(Dataset items)
###

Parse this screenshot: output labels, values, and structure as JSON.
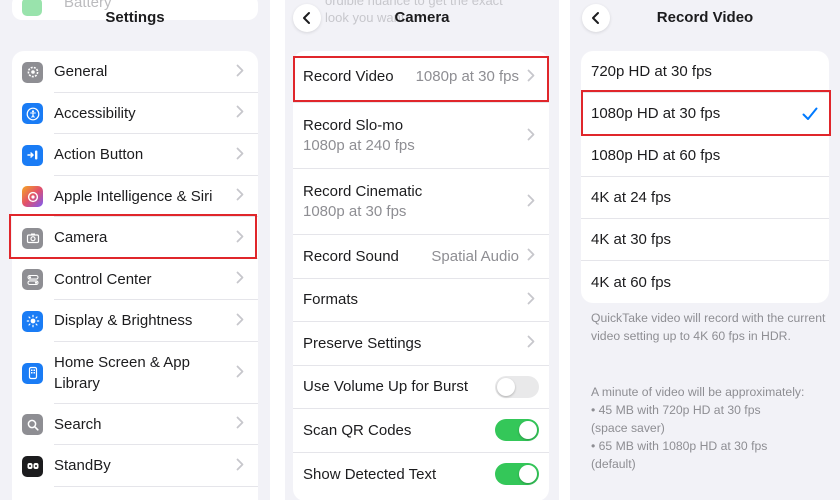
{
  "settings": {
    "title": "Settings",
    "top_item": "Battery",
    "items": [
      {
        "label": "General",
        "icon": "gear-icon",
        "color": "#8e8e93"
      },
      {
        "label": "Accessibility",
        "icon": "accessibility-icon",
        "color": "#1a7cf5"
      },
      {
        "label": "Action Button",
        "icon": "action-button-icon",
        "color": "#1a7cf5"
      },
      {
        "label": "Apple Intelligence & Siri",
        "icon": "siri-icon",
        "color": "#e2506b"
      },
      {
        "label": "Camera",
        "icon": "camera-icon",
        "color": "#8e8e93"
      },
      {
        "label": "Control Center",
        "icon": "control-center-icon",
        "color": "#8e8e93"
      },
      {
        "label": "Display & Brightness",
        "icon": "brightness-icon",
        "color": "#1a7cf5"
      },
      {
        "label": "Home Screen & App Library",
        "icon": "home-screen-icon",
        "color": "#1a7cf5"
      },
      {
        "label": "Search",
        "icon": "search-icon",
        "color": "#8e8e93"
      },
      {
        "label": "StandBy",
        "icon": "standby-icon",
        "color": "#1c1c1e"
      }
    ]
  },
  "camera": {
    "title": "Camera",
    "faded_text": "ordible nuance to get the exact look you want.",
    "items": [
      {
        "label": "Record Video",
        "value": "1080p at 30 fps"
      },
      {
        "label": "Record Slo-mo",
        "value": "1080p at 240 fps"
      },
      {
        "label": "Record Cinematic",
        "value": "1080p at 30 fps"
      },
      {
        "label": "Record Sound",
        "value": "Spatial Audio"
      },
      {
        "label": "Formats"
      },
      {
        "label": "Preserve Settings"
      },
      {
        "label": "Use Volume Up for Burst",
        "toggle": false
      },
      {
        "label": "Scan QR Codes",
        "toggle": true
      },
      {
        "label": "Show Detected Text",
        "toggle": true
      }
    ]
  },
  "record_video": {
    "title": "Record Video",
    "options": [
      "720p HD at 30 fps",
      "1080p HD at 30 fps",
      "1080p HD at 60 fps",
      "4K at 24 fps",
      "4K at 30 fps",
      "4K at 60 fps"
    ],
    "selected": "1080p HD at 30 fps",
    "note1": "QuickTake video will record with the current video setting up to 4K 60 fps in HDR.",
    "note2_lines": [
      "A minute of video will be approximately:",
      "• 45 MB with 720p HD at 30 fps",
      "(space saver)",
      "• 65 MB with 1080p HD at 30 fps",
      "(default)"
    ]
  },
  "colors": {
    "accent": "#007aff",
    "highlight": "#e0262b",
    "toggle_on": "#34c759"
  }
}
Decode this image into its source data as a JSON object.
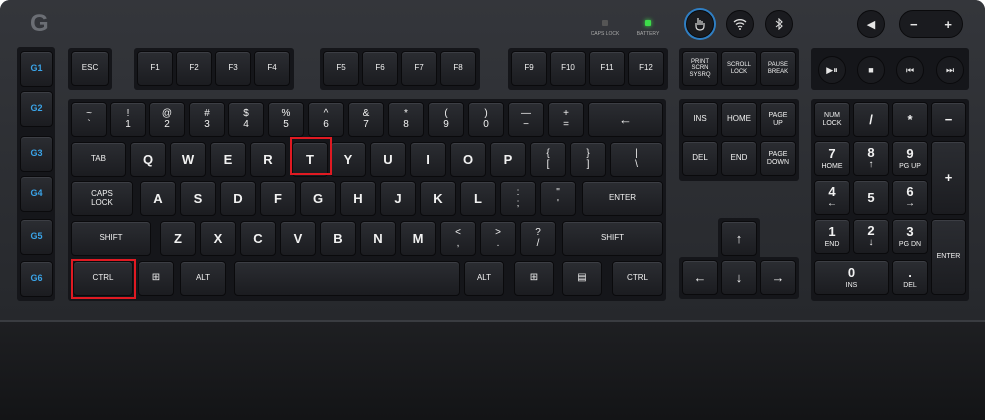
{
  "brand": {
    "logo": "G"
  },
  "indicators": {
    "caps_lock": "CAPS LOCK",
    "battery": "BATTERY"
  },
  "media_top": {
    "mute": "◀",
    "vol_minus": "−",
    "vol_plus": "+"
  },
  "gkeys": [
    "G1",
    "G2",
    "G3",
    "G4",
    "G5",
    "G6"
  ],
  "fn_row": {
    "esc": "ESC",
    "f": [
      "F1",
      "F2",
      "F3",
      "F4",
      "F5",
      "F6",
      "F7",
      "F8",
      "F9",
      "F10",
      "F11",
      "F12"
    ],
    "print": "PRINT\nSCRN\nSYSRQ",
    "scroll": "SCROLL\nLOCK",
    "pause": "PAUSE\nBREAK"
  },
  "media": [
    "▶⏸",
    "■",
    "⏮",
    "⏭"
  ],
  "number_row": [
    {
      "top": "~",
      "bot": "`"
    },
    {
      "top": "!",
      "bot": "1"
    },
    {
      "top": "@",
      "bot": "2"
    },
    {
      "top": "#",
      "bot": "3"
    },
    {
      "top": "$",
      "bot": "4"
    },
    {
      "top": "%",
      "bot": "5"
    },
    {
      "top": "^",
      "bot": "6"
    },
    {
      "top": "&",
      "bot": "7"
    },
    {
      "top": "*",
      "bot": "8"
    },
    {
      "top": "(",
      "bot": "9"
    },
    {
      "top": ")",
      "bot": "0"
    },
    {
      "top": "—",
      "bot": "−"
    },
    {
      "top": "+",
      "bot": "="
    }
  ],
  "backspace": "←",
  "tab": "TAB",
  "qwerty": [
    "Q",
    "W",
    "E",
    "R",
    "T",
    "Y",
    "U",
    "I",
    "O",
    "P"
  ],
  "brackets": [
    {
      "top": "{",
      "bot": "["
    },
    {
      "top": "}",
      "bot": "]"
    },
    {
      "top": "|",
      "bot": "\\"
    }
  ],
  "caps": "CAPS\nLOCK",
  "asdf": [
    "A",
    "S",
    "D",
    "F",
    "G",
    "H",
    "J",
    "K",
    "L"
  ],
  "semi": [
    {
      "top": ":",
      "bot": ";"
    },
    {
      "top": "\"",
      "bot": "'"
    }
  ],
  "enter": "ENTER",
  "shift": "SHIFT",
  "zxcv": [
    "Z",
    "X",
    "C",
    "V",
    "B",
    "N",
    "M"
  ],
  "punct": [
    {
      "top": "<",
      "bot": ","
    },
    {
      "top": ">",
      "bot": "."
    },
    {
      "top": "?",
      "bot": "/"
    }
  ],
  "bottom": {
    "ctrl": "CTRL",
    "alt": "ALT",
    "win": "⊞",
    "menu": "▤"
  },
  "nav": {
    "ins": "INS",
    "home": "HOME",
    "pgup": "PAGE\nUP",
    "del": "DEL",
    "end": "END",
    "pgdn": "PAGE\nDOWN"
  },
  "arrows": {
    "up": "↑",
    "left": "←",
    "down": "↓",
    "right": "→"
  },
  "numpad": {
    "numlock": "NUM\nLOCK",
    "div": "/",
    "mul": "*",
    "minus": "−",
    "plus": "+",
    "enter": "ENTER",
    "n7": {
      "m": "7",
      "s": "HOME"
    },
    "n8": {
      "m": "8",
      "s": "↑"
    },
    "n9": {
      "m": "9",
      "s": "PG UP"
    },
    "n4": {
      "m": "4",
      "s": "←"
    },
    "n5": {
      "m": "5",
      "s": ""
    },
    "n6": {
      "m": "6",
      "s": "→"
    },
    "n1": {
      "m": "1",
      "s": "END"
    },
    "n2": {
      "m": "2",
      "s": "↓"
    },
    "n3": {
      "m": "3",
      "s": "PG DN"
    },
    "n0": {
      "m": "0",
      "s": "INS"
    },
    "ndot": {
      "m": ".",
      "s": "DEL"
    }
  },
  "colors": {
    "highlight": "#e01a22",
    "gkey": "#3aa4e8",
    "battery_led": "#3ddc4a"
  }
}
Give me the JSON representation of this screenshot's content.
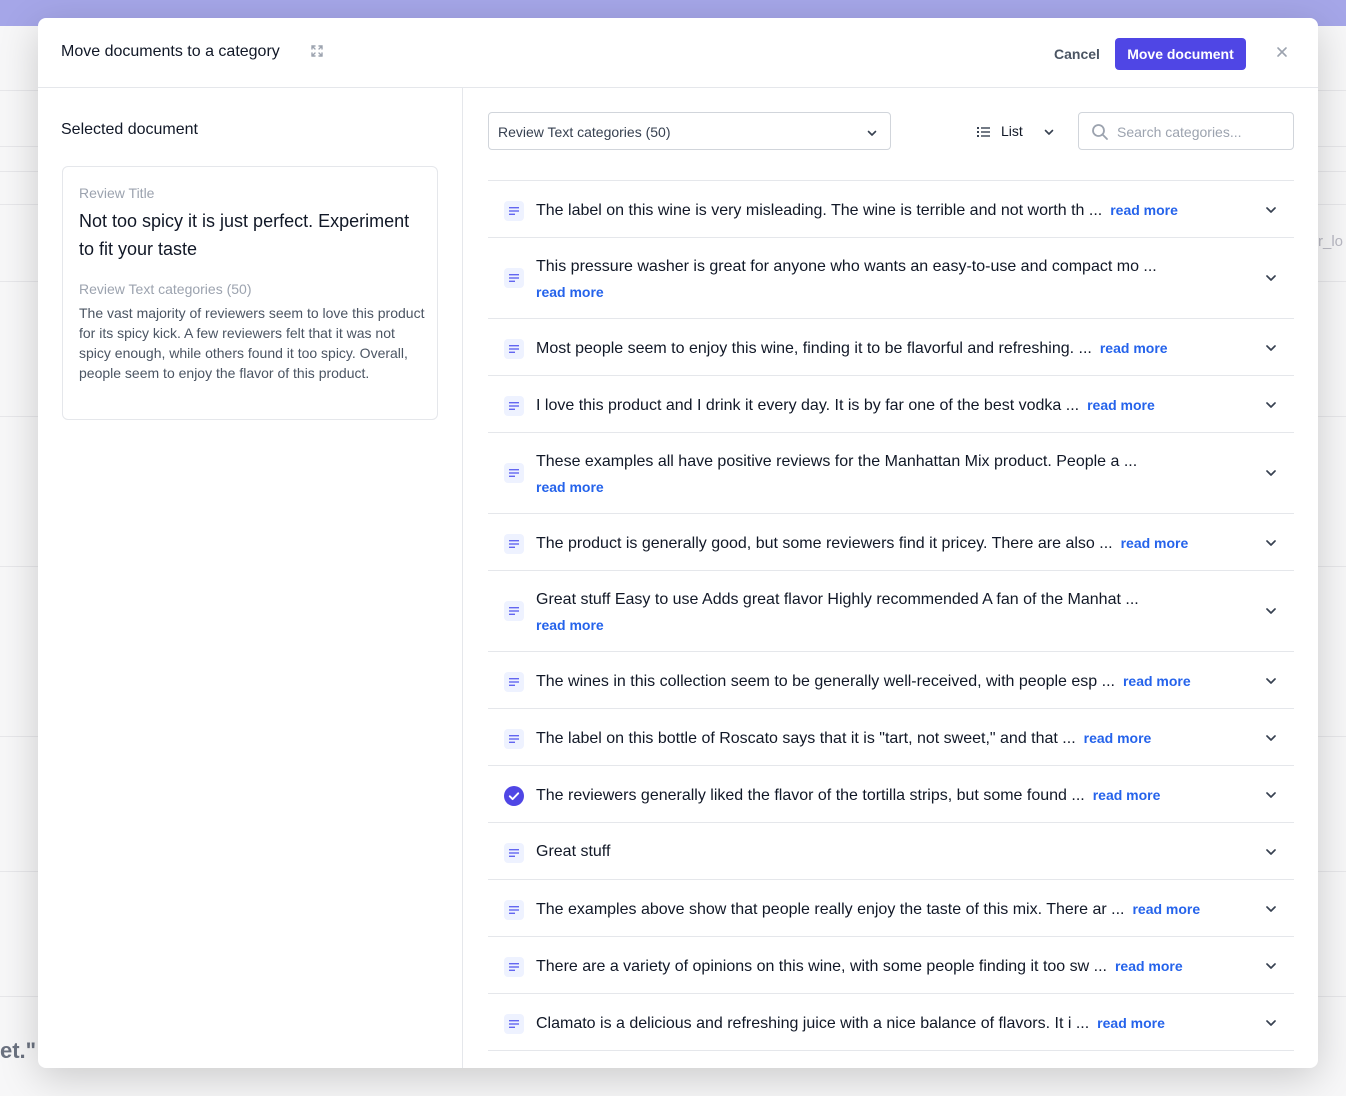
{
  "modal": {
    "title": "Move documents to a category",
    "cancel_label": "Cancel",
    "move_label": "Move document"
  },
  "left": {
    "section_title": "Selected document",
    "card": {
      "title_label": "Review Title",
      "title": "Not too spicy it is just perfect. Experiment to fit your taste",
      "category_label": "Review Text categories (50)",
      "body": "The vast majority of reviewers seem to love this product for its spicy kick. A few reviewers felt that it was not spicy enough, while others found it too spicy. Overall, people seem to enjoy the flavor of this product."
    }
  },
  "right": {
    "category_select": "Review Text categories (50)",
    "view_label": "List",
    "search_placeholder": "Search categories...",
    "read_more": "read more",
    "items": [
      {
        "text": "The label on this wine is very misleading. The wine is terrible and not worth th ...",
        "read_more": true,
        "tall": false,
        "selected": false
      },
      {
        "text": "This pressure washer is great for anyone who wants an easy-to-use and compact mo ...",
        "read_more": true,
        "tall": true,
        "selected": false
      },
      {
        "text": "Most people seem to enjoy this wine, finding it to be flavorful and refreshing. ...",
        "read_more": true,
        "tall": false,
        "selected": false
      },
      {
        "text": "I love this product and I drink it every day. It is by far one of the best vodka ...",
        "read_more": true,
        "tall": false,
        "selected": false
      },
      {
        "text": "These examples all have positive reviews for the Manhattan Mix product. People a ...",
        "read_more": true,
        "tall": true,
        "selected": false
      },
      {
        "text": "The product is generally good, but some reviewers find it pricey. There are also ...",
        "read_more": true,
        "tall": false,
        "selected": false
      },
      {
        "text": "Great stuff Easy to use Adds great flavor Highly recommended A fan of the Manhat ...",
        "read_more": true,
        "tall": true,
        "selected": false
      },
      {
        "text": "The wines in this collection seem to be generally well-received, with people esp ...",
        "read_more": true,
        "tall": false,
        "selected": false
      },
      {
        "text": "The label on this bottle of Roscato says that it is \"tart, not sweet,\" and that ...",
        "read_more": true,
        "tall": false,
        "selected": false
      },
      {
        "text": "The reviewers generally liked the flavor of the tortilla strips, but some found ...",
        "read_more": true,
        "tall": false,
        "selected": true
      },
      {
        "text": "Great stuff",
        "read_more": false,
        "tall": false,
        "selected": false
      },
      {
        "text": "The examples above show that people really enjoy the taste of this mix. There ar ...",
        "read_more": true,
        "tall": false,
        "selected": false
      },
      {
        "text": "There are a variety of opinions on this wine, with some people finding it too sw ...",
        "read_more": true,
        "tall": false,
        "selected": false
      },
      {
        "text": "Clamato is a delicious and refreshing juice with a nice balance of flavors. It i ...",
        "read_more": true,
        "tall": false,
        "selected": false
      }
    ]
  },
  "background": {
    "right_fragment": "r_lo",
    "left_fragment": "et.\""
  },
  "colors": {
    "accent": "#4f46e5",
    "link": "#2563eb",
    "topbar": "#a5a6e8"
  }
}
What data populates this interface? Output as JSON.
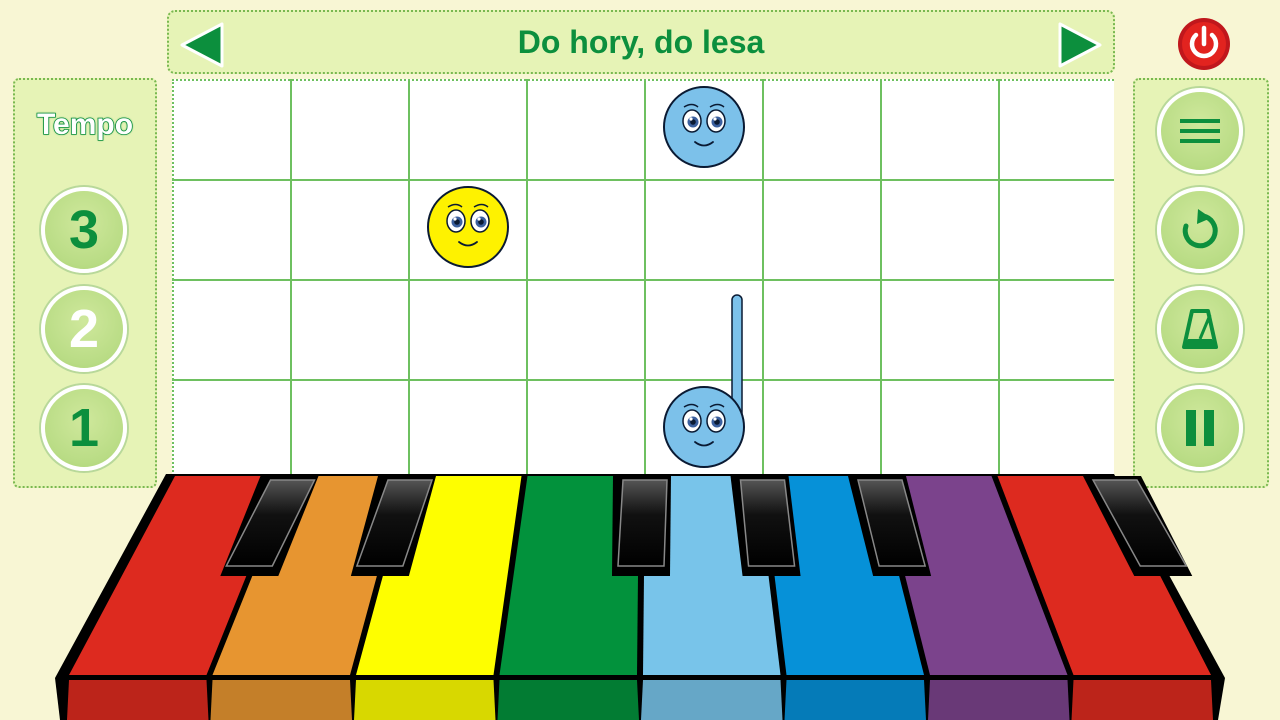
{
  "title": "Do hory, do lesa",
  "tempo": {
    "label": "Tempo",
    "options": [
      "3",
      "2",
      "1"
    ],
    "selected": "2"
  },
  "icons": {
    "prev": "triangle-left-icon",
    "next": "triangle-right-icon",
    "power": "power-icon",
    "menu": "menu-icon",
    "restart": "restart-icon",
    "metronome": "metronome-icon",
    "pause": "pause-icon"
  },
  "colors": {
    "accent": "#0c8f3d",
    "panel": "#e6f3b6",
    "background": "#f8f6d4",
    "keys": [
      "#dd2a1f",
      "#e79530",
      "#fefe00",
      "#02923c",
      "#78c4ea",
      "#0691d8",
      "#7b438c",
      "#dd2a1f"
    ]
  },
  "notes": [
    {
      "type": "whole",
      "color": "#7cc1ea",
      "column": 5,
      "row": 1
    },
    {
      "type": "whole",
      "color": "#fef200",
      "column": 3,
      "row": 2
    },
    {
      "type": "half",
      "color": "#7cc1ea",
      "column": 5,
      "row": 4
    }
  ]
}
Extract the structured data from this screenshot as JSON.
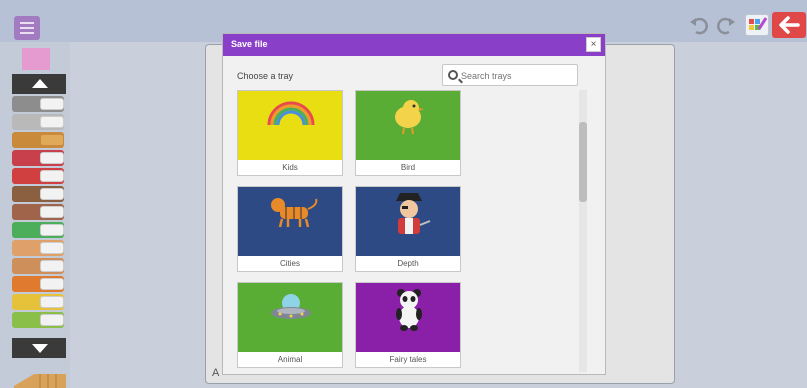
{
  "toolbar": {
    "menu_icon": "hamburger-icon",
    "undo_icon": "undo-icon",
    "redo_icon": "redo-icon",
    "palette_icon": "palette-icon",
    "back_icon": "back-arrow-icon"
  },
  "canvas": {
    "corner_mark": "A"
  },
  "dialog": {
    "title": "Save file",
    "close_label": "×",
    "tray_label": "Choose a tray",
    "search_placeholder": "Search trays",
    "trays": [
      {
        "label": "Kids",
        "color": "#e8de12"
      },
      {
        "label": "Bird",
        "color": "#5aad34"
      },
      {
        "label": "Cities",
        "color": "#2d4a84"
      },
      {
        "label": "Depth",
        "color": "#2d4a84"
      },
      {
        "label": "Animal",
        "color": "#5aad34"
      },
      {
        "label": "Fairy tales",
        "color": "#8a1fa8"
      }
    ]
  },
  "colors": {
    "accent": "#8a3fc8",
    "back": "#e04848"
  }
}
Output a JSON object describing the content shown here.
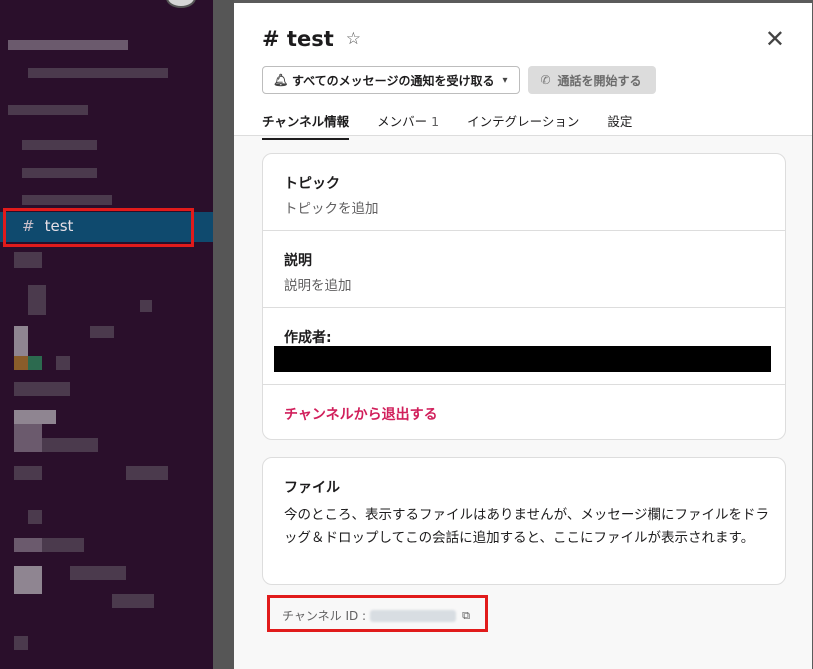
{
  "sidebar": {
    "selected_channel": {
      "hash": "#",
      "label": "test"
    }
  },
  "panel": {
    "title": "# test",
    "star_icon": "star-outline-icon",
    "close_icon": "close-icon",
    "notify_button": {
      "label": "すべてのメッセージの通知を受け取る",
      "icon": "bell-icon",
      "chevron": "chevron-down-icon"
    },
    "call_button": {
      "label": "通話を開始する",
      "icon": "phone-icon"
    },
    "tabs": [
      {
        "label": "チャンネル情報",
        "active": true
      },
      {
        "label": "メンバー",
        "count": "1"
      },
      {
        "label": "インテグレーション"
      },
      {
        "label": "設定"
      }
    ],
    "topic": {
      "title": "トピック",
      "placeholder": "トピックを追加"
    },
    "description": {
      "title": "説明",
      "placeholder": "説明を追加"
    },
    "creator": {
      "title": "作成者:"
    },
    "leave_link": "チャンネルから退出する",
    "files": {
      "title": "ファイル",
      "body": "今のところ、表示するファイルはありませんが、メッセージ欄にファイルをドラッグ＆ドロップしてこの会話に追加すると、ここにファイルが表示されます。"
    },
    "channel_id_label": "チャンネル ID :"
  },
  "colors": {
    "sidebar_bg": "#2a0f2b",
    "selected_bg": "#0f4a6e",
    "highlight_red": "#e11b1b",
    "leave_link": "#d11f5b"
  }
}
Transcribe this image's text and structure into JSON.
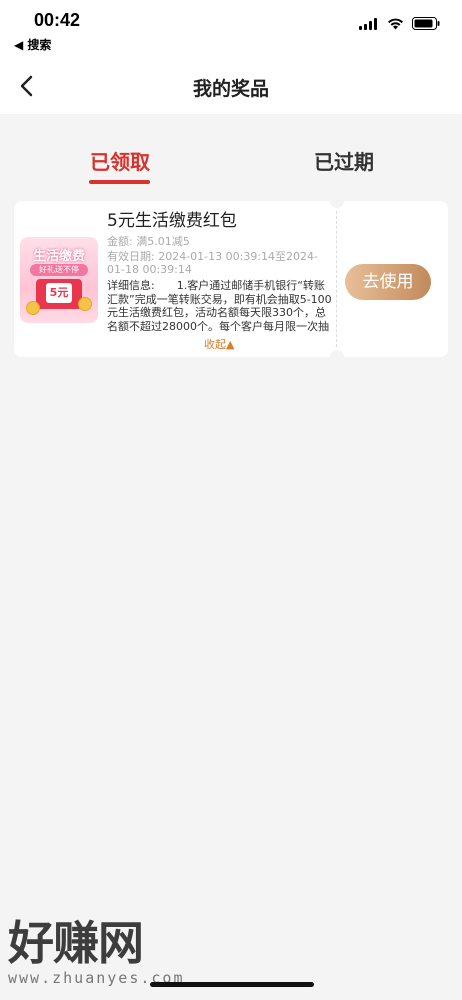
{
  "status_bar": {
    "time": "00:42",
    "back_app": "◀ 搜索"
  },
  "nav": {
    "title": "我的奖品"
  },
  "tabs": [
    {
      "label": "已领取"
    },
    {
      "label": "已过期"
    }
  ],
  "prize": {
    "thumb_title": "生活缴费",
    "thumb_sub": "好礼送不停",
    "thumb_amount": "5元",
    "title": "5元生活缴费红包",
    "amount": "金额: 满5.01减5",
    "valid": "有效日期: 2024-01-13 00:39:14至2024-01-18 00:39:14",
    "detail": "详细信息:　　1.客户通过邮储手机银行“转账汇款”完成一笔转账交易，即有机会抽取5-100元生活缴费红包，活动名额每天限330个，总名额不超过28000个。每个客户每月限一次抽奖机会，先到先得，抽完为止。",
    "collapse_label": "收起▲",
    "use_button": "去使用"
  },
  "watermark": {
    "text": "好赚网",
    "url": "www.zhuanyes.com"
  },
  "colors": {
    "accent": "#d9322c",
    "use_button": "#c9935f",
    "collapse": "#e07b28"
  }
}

###

Task goal
Report each line in the data that holds the word "content".

Solution
Give me the JSON representation of this screenshot's content.
Output a JSON object describing the content shown here.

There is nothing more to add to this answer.